### To be done
In the records below, the line that contains "Read all visible content and emit it as JSON." marks the start. Copy it and each line after it through the end, exactly, without pictures.

=== Working data ===

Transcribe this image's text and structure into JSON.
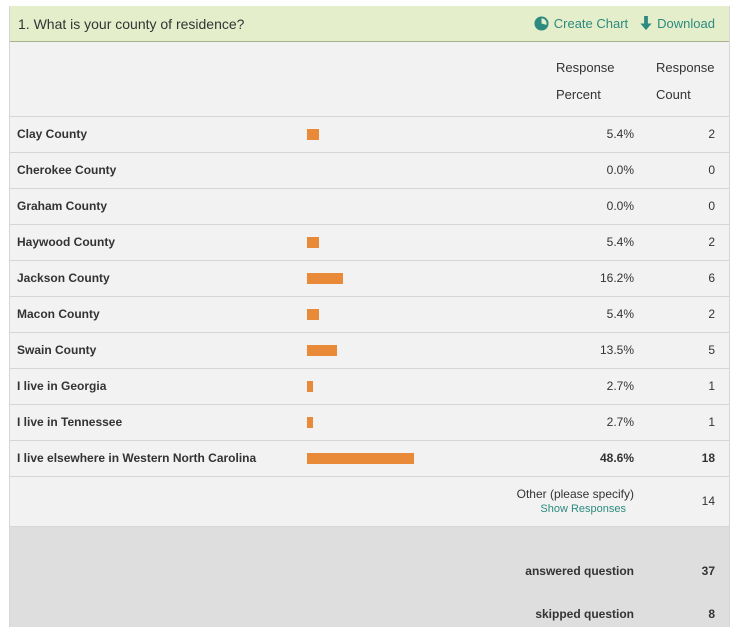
{
  "question": {
    "title": "1. What is your county of residence?",
    "create_chart_label": "Create Chart",
    "download_label": "Download"
  },
  "columns": {
    "percent_line1": "Response",
    "percent_line2": "Percent",
    "count_line1": "Response",
    "count_line2": "Count"
  },
  "rows": [
    {
      "label": "Clay County",
      "percent": "5.4%",
      "count": "2"
    },
    {
      "label": "Cherokee County",
      "percent": "0.0%",
      "count": "0"
    },
    {
      "label": "Graham County",
      "percent": "0.0%",
      "count": "0"
    },
    {
      "label": "Haywood County",
      "percent": "5.4%",
      "count": "2"
    },
    {
      "label": "Jackson County",
      "percent": "16.2%",
      "count": "6"
    },
    {
      "label": "Macon County",
      "percent": "5.4%",
      "count": "2"
    },
    {
      "label": "Swain County",
      "percent": "13.5%",
      "count": "5"
    },
    {
      "label": "I live in Georgia",
      "percent": "2.7%",
      "count": "1"
    },
    {
      "label": "I live in Tennessee",
      "percent": "2.7%",
      "count": "1"
    },
    {
      "label": "I live elsewhere in Western North Carolina",
      "percent": "48.6%",
      "count": "18"
    }
  ],
  "bar_fractions": [
    0.054,
    0.0,
    0.0,
    0.054,
    0.162,
    0.054,
    0.135,
    0.027,
    0.027,
    0.486
  ],
  "other": {
    "label": "Other (please specify)",
    "link": "Show Responses",
    "count": "14"
  },
  "summary": {
    "answered_label": "answered question",
    "answered_value": "37",
    "skipped_label": "skipped question",
    "skipped_value": "8"
  },
  "colors": {
    "bar": "#e88a37",
    "header_bg": "#e5eecb",
    "accent": "#2c8a7e",
    "summary_bg": "#dedede"
  },
  "icons": {
    "create_chart": "pie-chart-icon",
    "download": "download-arrow-icon"
  }
}
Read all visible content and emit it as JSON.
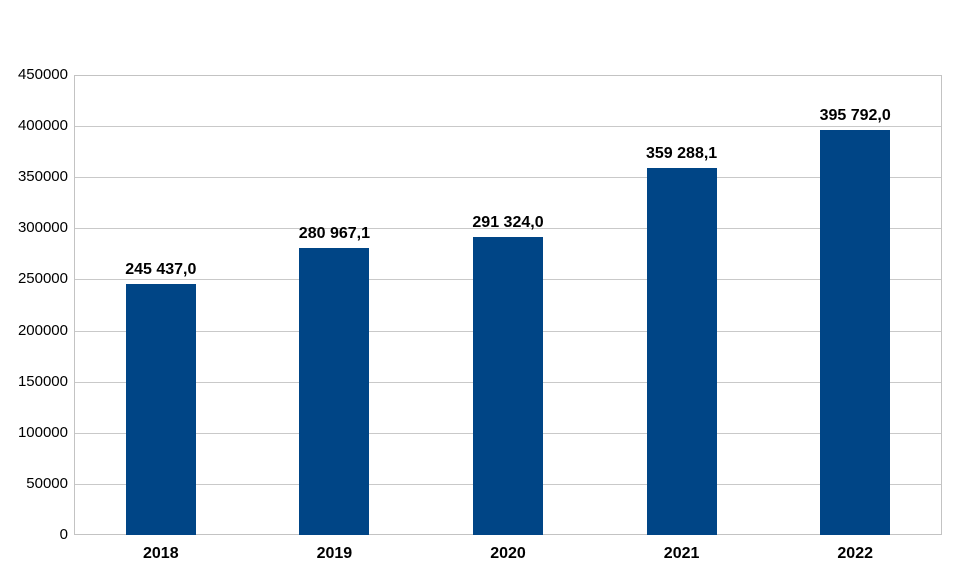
{
  "chart_data": {
    "type": "bar",
    "title": "",
    "xlabel": "",
    "ylabel": "",
    "categories": [
      "2018",
      "2019",
      "2020",
      "2021",
      "2022"
    ],
    "values": [
      245437.0,
      280967.1,
      291324.0,
      359288.1,
      395792.0
    ],
    "value_labels": [
      "245 437,0",
      "280 967,1",
      "291 324,0",
      "359 288,1",
      "395 792,0"
    ],
    "ylim": [
      0,
      450000
    ],
    "ytick_step": 50000,
    "ytick_labels": [
      "0",
      "50000",
      "100000",
      "150000",
      "200000",
      "250000",
      "300000",
      "350000",
      "400000",
      "450000"
    ],
    "grid": "horizontal",
    "legend": "none",
    "colors": {
      "bar_fill": "#004586",
      "gridline": "#c9c9c9",
      "plot_border": "#c3c3c3",
      "label_text": "#000000",
      "background": "#ffffff"
    }
  }
}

===

### Output for this exercise
Read all visible content and emit it as JSON.
{
  "chart_data": {
    "type": "bar",
    "title": "",
    "xlabel": "",
    "ylabel": "",
    "categories": [
      "2018",
      "2019",
      "2020",
      "2021",
      "2022"
    ],
    "values": [
      245437.0,
      280967.1,
      291324.0,
      359288.1,
      395792.0
    ],
    "value_labels": [
      "245 437,0",
      "280 967,1",
      "291 324,0",
      "359 288,1",
      "395 792,0"
    ],
    "ylim": [
      0,
      450000
    ],
    "ytick_step": 50000,
    "ytick_labels": [
      "0",
      "50000",
      "100000",
      "150000",
      "200000",
      "250000",
      "300000",
      "350000",
      "400000",
      "450000"
    ],
    "grid": "horizontal",
    "legend": "none",
    "colors": {
      "bar_fill": "#004586",
      "gridline": "#c9c9c9",
      "plot_border": "#c3c3c3",
      "label_text": "#000000",
      "background": "#ffffff"
    }
  }
}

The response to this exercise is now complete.